**Exercise aim**
Starting from the line containing "Extract all readable text from this page.", write out the rest of the entries exactly, through the final line, including nothing else.

**Available records**
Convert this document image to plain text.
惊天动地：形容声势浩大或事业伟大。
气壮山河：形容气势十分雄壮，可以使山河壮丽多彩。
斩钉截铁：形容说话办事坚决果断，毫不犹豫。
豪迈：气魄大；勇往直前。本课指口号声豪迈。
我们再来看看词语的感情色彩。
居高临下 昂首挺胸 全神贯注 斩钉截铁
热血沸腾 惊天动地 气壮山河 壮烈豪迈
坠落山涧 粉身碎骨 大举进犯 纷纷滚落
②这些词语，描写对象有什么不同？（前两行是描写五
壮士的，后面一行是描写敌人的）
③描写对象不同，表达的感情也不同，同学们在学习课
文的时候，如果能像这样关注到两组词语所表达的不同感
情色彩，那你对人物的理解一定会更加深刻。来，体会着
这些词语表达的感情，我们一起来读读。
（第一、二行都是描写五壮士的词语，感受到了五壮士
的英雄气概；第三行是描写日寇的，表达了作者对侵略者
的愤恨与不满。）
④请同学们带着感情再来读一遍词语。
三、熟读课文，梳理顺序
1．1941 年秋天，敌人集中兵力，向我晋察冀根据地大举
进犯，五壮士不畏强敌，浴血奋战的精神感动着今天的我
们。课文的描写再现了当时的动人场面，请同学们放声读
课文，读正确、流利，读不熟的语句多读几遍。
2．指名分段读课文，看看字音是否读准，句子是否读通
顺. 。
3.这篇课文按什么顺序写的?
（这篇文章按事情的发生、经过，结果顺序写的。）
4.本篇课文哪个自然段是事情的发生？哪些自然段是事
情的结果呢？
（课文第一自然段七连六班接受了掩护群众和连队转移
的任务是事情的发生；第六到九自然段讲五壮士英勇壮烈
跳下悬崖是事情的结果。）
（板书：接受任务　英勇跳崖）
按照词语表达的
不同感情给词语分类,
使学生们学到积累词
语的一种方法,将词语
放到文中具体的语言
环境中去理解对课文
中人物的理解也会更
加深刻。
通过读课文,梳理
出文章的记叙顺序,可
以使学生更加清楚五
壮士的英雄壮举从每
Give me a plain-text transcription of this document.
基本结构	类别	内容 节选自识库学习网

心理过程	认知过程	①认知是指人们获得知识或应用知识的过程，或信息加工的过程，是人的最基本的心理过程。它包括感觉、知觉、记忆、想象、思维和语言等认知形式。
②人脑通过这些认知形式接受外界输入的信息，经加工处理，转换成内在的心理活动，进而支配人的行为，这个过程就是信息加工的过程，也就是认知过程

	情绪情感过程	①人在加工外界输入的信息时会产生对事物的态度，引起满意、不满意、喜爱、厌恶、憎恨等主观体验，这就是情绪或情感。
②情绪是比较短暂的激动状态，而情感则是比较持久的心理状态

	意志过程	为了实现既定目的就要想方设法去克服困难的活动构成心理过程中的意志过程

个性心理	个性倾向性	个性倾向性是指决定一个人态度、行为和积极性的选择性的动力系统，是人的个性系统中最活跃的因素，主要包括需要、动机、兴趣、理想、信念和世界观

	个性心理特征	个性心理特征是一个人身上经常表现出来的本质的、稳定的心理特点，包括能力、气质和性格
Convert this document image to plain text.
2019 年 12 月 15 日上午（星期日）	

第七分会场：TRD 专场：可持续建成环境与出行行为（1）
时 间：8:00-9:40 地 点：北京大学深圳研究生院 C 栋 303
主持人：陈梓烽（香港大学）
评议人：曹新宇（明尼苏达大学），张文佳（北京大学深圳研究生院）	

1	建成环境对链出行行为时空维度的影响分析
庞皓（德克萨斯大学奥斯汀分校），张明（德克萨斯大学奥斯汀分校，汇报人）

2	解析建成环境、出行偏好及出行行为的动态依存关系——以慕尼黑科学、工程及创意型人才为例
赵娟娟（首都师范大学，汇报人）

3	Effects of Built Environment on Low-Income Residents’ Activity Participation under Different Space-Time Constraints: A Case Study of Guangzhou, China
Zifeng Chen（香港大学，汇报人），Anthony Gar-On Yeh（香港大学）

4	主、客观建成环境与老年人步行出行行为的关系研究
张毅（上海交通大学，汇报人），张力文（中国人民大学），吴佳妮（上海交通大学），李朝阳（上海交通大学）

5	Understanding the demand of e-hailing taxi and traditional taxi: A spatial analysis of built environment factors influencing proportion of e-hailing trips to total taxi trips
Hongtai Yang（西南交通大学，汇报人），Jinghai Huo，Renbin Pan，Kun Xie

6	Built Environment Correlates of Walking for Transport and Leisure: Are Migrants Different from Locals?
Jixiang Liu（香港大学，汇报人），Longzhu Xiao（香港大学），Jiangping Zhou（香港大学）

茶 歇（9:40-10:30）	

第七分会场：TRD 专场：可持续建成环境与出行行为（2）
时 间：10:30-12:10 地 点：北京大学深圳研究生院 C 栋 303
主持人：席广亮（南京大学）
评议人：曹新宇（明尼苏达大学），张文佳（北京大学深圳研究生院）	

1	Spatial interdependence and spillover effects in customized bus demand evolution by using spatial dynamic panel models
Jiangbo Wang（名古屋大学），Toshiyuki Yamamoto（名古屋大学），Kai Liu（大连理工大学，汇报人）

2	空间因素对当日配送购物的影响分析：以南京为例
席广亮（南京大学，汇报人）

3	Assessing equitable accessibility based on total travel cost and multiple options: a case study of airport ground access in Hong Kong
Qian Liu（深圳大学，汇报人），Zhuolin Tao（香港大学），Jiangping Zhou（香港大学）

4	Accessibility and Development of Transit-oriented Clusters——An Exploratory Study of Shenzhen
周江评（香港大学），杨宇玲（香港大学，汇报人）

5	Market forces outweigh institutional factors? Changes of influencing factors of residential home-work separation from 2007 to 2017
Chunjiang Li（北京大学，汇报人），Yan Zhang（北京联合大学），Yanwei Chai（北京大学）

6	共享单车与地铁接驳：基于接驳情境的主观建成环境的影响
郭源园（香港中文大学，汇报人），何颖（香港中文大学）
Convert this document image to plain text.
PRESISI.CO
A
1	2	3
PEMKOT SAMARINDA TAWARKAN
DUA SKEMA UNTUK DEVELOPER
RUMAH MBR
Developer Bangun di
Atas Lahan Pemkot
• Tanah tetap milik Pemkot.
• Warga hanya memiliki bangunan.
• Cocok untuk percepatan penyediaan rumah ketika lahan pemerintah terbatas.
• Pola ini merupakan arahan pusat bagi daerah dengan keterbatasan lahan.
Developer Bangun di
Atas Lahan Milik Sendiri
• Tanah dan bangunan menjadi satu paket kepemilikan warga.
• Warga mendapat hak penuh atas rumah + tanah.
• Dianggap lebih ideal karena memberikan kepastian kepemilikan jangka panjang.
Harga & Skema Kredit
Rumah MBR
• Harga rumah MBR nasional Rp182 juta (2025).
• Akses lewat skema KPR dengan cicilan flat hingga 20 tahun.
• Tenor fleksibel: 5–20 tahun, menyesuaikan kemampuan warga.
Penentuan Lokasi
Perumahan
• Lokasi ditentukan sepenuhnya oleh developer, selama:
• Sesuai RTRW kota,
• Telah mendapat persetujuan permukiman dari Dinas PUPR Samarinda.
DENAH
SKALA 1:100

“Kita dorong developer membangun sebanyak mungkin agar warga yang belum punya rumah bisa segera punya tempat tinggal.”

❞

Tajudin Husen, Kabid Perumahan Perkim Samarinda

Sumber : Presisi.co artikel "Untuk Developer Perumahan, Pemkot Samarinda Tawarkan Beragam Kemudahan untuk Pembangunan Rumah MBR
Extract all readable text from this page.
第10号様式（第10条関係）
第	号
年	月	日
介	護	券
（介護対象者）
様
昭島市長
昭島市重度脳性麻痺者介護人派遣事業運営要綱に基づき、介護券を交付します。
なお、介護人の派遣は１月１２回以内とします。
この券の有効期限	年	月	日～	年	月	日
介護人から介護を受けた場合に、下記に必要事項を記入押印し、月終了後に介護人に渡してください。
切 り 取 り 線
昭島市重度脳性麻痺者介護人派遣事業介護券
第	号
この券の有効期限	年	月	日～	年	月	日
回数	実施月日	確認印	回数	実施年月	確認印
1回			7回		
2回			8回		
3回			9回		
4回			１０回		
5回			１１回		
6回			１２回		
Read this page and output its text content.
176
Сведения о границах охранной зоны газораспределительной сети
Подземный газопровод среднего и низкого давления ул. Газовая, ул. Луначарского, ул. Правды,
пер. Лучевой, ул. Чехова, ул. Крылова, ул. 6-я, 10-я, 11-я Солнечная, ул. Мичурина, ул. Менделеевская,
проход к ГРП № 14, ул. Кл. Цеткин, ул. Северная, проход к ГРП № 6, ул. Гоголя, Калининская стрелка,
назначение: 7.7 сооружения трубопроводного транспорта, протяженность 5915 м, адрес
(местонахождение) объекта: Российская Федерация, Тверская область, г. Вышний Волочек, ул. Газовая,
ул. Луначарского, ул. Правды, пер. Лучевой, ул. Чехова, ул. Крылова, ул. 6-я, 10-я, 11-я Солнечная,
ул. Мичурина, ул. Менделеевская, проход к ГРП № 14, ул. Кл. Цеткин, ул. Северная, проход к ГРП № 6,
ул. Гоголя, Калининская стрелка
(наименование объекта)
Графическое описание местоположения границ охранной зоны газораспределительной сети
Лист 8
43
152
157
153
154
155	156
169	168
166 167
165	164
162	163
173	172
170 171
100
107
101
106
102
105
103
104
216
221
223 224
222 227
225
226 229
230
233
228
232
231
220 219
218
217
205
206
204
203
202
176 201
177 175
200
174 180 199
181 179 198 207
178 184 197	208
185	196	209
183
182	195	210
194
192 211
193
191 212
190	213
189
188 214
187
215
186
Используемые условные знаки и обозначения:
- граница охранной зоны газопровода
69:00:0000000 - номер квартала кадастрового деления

**Correct result**
Extract all readable text from this page.
第10号様式（第10条関係）
第	号
年	月	日
介	護	券
（介護対象者）
様
昭島市長
昭島市重度脳性麻痺者介護人派遣事業運営要綱に基づき、介護券を交付します。
なお、介護人の派遣は１月１２回以内とします。
この券の有効期限	年	月	日～	年	月	日
介護人から介護を受けた場合に、下記に必要事項を記入押印し、月終了後に介護人に渡してください。
切 り 取 り 線
昭島市重度脳性麻痺者介護人派遣事業介護券
第	号
この券の有効期限	年	月	日～	年	月	日
回数	実施月日	確認印	回数	実施年月	確認印
1回			7回		
2回			8回		
3回			9回		
4回			１０回		
5回			１１回		
6回			１２回		
Read this page and output its text content.
176
Сведения о границах охранной зоны газораспределительной сети
Подземный газопровод среднего и низкого давления ул. Газовая, ул. Луначарского, ул. Правды,
пер. Лучевой, ул. Чехова, ул. Крылова, ул. 6-я, 10-я, 11-я Солнечная, ул. Мичурина, ул. Менделеевская,
проход к ГРП № 14, ул. Кл. Цеткин, ул. Северная, проход к ГРП № 6, ул. Гоголя, Калининская стрелка,
назначение: 7.7 сооружения трубопроводного транспорта, протяженность 5915 м, адрес
(местонахождение) объекта: Российская Федерация, Тверская область, г. Вышний Волочек, ул. Газовая,
ул. Луначарского, ул. Правды, пер. Лучевой, ул. Чехова, ул. Крылова, ул. 6-я, 10-я, 11-я Солнечная,
ул. Мичурина, ул. Менделеевская, проход к ГРП № 14, ул. Кл. Цеткин, ул. Северная, проход к ГРП № 6,
ул. Гоголя, Калининская стрелка
(наименование объекта)
Графическое описание местоположения границ охранной зоны газораспределительной сети
Лист 8
43
152
157
153
154
155	156
169	168
166 167
165	164
162	163
173	172
170 171
100
107
101
106
102
105
103
104
216
221
223 224
222 227
225
226 229
230
233
228
232
231
220 219
218
217
205
206
204
203
202
176 201
177 175
200
174 180 199
181 179 198 207
178 184 197	208
185	196	209
183
182	195	210
194
192 211
193
191 212
190	213
189
188 214
187
215
186
Используемые условные знаки и обозначения:
- граница охранной зоны газопровода
69:00:0000000 - номер квартала кадастрового деления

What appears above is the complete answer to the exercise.